**** Data for the task ****

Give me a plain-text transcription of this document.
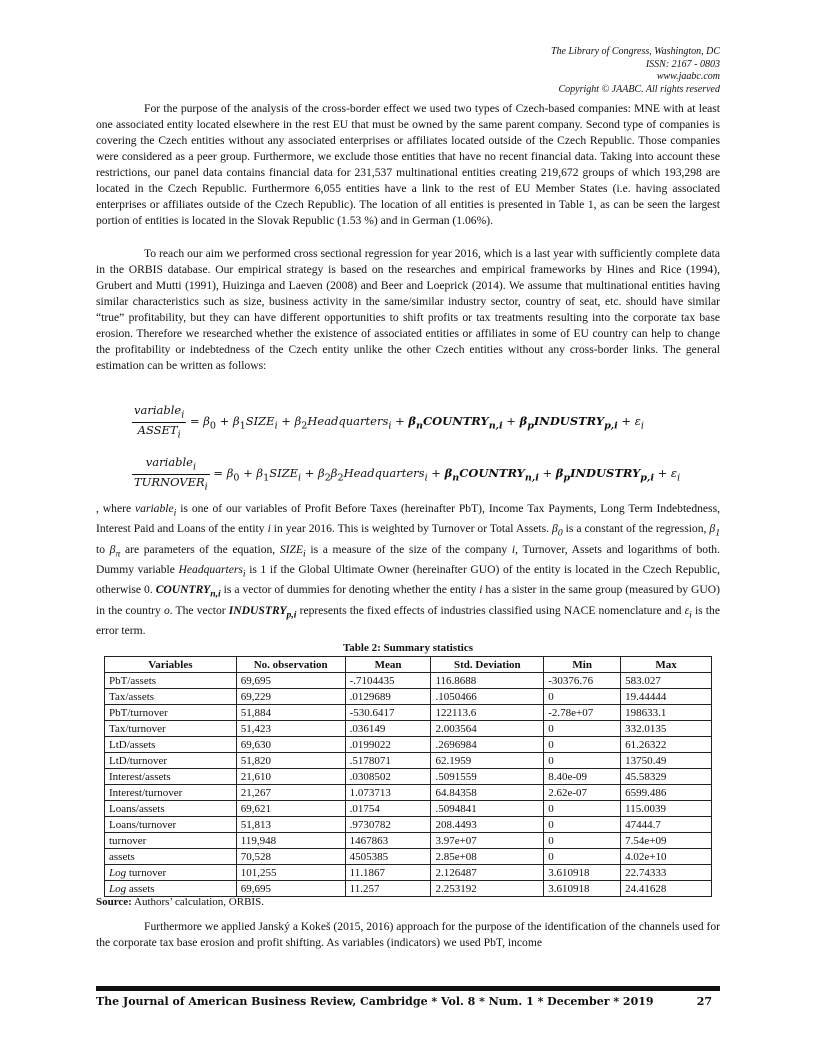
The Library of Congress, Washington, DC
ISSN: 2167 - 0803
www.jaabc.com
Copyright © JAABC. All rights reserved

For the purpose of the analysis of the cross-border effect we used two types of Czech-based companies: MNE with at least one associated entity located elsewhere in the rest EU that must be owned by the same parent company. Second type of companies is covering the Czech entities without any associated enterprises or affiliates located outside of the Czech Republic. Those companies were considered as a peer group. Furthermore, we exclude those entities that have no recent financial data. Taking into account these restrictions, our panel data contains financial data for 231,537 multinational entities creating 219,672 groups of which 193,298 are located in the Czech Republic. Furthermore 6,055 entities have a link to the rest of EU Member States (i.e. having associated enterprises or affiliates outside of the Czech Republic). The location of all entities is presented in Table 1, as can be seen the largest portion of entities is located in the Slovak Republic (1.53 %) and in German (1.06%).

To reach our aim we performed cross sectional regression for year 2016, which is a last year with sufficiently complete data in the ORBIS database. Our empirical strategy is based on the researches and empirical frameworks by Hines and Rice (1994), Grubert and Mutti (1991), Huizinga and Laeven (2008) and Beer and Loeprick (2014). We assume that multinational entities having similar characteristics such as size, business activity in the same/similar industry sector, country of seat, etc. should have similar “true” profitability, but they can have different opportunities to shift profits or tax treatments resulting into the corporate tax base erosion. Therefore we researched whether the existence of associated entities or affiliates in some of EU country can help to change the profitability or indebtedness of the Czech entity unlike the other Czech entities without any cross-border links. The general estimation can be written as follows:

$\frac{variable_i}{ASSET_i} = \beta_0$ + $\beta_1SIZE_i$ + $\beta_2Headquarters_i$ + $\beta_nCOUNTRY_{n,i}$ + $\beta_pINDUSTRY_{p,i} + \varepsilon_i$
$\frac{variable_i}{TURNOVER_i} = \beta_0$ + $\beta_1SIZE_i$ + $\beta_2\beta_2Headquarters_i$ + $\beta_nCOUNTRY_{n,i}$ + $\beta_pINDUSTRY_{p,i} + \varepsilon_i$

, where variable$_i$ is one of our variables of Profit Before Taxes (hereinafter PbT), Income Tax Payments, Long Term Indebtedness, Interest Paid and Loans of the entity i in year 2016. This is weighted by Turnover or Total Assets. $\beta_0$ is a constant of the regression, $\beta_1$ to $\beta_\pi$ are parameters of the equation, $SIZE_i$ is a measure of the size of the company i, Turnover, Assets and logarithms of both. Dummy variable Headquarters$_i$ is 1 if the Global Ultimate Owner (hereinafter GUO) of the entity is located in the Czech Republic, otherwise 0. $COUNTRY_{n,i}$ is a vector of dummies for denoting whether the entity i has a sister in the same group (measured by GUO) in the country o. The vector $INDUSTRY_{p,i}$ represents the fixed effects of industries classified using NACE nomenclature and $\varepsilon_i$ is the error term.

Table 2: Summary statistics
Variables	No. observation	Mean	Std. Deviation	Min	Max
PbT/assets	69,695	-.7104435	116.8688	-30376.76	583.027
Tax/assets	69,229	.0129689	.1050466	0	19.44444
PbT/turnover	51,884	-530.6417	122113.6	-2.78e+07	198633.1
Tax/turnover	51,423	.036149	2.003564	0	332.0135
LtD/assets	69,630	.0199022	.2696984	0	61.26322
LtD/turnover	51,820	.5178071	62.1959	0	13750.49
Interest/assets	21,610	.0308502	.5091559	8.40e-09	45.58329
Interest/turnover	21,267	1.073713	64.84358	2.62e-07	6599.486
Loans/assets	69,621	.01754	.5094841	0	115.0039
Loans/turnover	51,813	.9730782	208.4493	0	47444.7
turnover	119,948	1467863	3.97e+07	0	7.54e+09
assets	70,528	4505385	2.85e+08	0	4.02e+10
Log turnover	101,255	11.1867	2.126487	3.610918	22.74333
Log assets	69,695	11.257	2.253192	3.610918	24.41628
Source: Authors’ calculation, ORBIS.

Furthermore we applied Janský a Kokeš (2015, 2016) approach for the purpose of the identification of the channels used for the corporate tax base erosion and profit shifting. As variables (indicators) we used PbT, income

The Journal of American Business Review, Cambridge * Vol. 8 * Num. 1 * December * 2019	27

****

*Given request*:
Ignore the images and quote every line of the listing exactly.

*Result for this task*:
Give me a plain-text transcription of this document.
The Library of Congress, Washington, DC
ISSN: 2167 - 0803
www.jaabc.com
Copyright © JAABC. All rights reserved

For the purpose of the analysis of the cross-border effect we used two types of Czech-based companies: MNE with at least one associated entity located elsewhere in the rest EU that must be owned by the same parent company. Second type of companies is covering the Czech entities without any associated enterprises or affiliates located outside of the Czech Republic. Those companies were considered as a peer group. Furthermore, we exclude those entities that have no recent financial data. Taking into account these restrictions, our panel data contains financial data for 231,537 multinational entities creating 219,672 groups of which 193,298 are located in the Czech Republic. Furthermore 6,055 entities have a link to the rest of EU Member States (i.e. having associated enterprises or affiliates outside of the Czech Republic). The location of all entities is presented in Table 1, as can be seen the largest portion of entities is located in the Slovak Republic (1.53 %) and in German (1.06%).

To reach our aim we performed cross sectional regression for year 2016, which is a last year with sufficiently complete data in the ORBIS database. Our empirical strategy is based on the researches and empirical frameworks by Hines and Rice (1994), Grubert and Mutti (1991), Huizinga and Laeven (2008) and Beer and Loeprick (2014). We assume that multinational entities having similar characteristics such as size, business activity in the same/similar industry sector, country of seat, etc. should have similar “true” profitability, but they can have different opportunities to shift profits or tax treatments resulting into the corporate tax base erosion. Therefore we researched whether the existence of associated entities or affiliates in some of EU country can help to change the profitability or indebtedness of the Czech entity unlike the other Czech entities without any cross-border links. The general estimation can be written as follows:

$\frac{variable_i}{ASSET_i} = \beta_0$ + $\beta_1SIZE_i$ + $\beta_2Headquarters_i$ + $\beta_nCOUNTRY_{n,i}$ + $\beta_pINDUSTRY_{p,i} + \varepsilon_i$
$\frac{variable_i}{TURNOVER_i} = \beta_0$ + $\beta_1SIZE_i$ + $\beta_2\beta_2Headquarters_i$ + $\beta_nCOUNTRY_{n,i}$ + $\beta_pINDUSTRY_{p,i} + \varepsilon_i$

, where variable$_i$ is one of our variables of Profit Before Taxes (hereinafter PbT), Income Tax Payments, Long Term Indebtedness, Interest Paid and Loans of the entity i in year 2016. This is weighted by Turnover or Total Assets. $\beta_0$ is a constant of the regression, $\beta_1$ to $\beta_\pi$ are parameters of the equation, $SIZE_i$ is a measure of the size of the company i, Turnover, Assets and logarithms of both. Dummy variable Headquarters$_i$ is 1 if the Global Ultimate Owner (hereinafter GUO) of the entity is located in the Czech Republic, otherwise 0. $COUNTRY_{n,i}$ is a vector of dummies for denoting whether the entity i has a sister in the same group (measured by GUO) in the country o. The vector $INDUSTRY_{p,i}$ represents the fixed effects of industries classified using NACE nomenclature and $\varepsilon_i$ is the error term.

Table 2: Summary statistics
Variables	No. observation	Mean	Std. Deviation	Min	Max
PbT/assets	69,695	-.7104435	116.8688	-30376.76	583.027
Tax/assets	69,229	.0129689	.1050466	0	19.44444
PbT/turnover	51,884	-530.6417	122113.6	-2.78e+07	198633.1
Tax/turnover	51,423	.036149	2.003564	0	332.0135
LtD/assets	69,630	.0199022	.2696984	0	61.26322
LtD/turnover	51,820	.5178071	62.1959	0	13750.49
Interest/assets	21,610	.0308502	.5091559	8.40e-09	45.58329
Interest/turnover	21,267	1.073713	64.84358	2.62e-07	6599.486
Loans/assets	69,621	.01754	.5094841	0	115.0039
Loans/turnover	51,813	.9730782	208.4493	0	47444.7
turnover	119,948	1467863	3.97e+07	0	7.54e+09
assets	70,528	4505385	2.85e+08	0	4.02e+10
Log turnover	101,255	11.1867	2.126487	3.610918	22.74333
Log assets	69,695	11.257	2.253192	3.610918	24.41628
Source: Authors’ calculation, ORBIS.

Furthermore we applied Janský a Kokeš (2015, 2016) approach for the purpose of the identification of the channels used for the corporate tax base erosion and profit shifting. As variables (indicators) we used PbT, income

The Journal of American Business Review, Cambridge * Vol. 8 * Num. 1 * December * 2019	27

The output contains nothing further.